══ Record excerpts ══
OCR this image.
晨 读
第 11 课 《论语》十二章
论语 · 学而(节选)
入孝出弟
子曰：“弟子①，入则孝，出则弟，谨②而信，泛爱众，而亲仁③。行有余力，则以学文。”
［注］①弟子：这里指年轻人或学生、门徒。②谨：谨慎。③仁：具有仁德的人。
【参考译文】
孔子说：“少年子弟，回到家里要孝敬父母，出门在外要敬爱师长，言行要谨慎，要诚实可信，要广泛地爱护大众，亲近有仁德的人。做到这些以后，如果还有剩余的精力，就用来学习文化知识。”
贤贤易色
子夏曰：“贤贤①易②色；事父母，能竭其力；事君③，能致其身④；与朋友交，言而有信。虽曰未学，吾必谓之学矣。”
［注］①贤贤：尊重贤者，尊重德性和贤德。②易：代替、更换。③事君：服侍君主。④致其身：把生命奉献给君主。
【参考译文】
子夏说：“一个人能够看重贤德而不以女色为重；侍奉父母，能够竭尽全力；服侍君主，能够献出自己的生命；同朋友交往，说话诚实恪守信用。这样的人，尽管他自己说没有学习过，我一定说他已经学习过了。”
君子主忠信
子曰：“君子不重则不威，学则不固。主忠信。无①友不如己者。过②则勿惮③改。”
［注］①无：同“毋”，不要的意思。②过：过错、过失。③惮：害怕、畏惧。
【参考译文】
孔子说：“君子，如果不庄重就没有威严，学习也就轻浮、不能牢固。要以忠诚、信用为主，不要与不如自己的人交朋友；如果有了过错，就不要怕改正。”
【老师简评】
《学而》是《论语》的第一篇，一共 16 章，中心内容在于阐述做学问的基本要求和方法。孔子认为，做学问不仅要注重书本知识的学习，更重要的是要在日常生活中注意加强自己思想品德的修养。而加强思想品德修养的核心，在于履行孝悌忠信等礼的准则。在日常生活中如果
═══
● **Exercise description**: Pick out the lines containing the word "服侍君主" and show them.

● **Full solution**:
［注］①贤贤：尊重贤者，尊重德性和贤德。②易：代替、更换。③事君：服侍君主。④致其身：把生命奉献给君主。
子夏说：“一个人能够看重贤德而不以女色为重；侍奉父母，能够竭尽全力；服侍君主，能够献出自己的生命；同朋友交往，说话诚实恪守信用。这样的人，尽管他自己说没有学习过，我一定说他已经学习过了。”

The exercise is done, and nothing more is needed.